#### Task prompt:
Scan the records for the string "right"; copy each line where it occurs.

#### Entries provided:

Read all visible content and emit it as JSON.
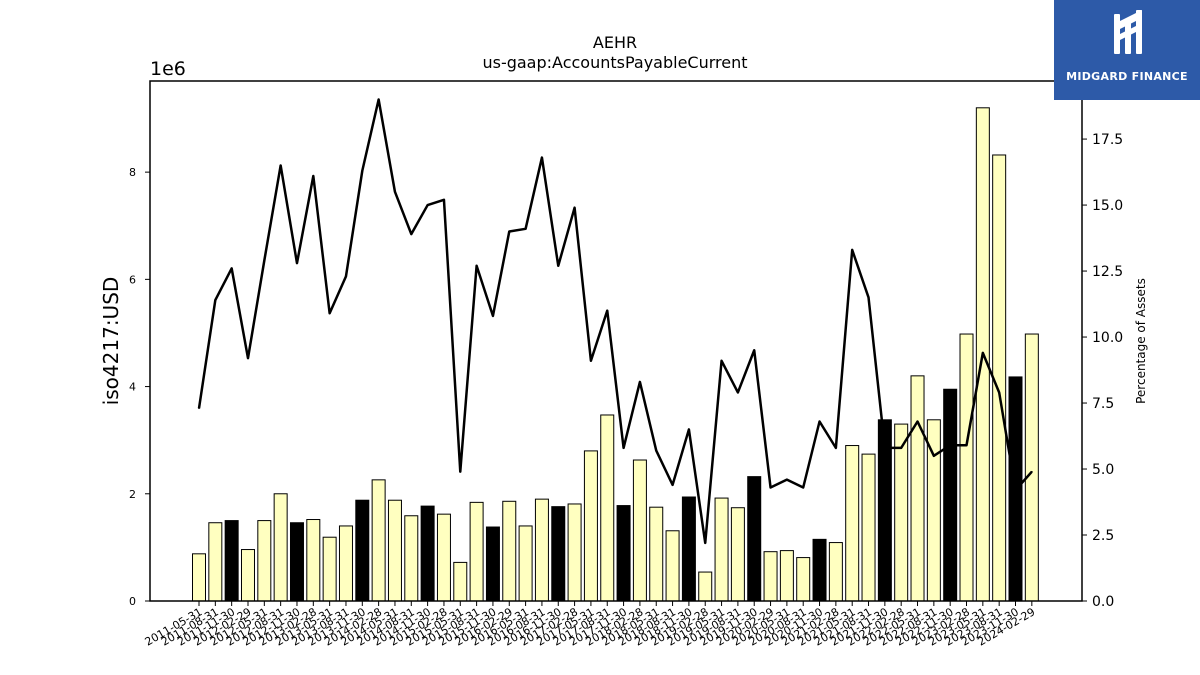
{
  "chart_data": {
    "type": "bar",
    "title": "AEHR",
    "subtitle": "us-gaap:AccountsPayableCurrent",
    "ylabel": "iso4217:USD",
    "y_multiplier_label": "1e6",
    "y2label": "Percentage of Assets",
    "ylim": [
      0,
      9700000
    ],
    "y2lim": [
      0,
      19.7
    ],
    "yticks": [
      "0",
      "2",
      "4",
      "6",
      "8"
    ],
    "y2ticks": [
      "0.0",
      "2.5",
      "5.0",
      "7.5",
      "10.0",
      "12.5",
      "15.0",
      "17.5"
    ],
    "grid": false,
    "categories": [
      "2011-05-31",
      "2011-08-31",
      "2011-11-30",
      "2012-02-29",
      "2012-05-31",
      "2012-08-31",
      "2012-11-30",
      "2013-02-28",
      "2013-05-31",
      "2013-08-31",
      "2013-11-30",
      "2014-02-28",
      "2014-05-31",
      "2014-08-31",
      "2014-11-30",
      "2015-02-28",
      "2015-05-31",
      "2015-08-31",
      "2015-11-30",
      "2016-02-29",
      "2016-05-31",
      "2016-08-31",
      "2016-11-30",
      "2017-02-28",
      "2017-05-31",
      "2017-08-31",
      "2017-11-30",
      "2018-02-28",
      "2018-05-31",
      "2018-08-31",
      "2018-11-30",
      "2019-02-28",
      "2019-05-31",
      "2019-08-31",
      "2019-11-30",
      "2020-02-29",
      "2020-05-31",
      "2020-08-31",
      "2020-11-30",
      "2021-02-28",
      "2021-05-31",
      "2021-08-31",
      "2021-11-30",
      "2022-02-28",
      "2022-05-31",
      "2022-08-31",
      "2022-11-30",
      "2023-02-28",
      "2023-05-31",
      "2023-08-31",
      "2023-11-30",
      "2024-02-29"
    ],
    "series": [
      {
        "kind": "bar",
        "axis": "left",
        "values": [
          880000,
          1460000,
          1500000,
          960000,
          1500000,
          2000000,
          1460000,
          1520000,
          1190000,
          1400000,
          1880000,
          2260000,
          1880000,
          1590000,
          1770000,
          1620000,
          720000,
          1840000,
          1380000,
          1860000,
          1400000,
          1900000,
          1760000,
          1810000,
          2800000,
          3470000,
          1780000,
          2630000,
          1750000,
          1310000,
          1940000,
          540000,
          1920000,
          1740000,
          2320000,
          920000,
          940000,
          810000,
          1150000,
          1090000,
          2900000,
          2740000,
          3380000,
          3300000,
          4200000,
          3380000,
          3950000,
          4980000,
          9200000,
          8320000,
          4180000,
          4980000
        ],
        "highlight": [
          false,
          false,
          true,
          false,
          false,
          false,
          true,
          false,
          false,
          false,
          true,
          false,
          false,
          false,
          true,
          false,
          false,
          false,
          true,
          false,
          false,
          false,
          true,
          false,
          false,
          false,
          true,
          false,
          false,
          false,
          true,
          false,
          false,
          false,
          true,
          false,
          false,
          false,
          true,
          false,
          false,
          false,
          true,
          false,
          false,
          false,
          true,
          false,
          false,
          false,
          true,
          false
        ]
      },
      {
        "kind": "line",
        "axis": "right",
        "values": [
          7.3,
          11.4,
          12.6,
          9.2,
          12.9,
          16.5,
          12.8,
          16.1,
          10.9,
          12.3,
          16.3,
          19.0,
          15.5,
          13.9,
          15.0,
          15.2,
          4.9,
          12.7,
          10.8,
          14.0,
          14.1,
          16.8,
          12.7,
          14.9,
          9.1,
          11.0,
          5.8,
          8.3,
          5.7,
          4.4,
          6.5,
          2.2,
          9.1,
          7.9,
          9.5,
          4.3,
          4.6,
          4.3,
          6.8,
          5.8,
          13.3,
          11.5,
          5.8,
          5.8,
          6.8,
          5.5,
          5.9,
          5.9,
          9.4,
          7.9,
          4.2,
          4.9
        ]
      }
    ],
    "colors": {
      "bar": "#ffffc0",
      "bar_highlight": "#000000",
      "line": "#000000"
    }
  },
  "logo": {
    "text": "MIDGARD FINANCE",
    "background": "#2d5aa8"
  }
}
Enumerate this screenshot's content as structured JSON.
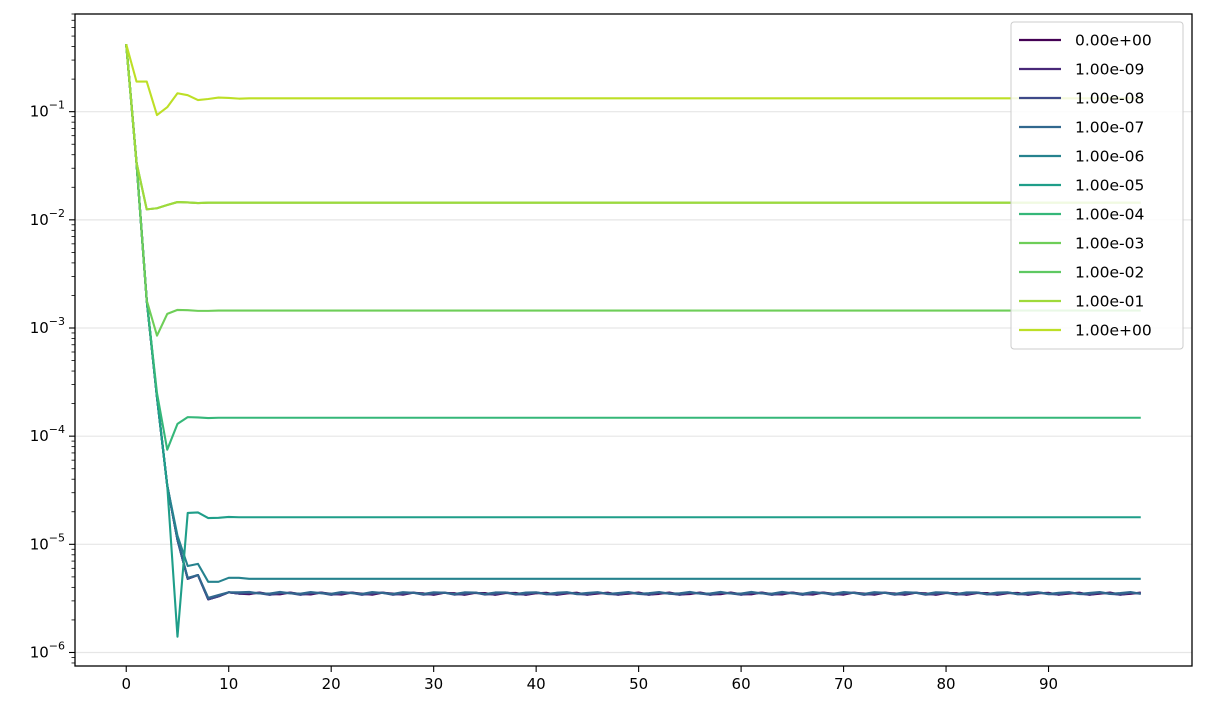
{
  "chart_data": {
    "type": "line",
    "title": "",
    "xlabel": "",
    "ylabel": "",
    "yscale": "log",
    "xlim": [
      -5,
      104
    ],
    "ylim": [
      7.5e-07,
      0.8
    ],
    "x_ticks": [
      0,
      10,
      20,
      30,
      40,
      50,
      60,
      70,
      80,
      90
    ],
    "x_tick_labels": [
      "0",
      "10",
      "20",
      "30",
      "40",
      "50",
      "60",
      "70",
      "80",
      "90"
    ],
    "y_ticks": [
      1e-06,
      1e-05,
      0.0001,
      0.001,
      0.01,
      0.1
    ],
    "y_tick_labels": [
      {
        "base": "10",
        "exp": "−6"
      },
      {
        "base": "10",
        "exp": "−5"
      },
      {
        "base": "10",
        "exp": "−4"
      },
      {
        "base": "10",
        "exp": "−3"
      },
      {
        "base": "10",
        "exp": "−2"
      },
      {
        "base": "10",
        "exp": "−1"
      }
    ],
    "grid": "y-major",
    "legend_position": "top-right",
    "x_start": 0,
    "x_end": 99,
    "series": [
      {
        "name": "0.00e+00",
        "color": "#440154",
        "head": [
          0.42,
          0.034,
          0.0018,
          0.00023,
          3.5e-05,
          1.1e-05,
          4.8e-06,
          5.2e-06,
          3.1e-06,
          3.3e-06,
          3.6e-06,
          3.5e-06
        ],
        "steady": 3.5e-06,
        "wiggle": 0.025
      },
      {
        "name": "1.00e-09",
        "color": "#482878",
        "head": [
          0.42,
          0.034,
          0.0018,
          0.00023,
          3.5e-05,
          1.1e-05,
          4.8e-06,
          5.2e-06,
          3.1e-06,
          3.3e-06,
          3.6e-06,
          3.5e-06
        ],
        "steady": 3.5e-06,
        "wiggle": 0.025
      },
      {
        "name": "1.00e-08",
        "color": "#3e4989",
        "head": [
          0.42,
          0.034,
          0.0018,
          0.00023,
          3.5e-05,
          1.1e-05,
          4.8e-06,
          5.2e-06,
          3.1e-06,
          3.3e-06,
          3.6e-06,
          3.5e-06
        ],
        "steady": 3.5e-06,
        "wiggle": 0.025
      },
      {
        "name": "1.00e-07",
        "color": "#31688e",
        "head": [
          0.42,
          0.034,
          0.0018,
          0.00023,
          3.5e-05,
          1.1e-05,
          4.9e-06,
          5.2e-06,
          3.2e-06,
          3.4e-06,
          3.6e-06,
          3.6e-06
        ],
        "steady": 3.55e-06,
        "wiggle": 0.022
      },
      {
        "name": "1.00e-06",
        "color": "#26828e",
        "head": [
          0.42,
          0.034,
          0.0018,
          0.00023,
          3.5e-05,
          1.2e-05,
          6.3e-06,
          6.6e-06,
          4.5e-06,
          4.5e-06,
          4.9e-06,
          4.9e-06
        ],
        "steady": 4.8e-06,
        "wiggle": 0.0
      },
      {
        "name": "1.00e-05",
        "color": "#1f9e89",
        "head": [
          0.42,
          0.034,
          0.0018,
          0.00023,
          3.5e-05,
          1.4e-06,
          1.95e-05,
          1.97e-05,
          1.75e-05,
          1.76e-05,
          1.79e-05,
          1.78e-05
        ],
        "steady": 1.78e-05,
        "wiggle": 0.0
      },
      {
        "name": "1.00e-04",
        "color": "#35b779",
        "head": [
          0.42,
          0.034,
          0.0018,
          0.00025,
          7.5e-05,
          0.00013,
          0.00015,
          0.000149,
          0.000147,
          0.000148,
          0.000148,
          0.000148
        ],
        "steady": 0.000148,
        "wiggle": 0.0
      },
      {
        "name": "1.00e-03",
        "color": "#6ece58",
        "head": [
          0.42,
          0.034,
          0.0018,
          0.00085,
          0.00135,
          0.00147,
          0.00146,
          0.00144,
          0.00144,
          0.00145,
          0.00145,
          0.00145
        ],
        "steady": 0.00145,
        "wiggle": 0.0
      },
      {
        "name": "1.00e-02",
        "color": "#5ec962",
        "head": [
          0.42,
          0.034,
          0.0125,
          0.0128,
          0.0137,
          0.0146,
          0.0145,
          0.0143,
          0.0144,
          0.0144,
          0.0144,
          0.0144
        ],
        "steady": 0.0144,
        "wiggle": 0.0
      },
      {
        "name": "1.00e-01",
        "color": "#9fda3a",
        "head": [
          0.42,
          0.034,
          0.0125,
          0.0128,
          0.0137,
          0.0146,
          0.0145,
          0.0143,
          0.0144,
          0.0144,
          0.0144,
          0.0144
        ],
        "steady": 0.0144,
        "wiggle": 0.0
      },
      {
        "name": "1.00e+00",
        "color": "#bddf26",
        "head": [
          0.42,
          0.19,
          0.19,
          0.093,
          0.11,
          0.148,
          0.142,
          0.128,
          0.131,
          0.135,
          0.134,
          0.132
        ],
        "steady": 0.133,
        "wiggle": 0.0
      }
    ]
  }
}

#### Correct answer:
        "axis": "right",
    "legend_position": "top-right",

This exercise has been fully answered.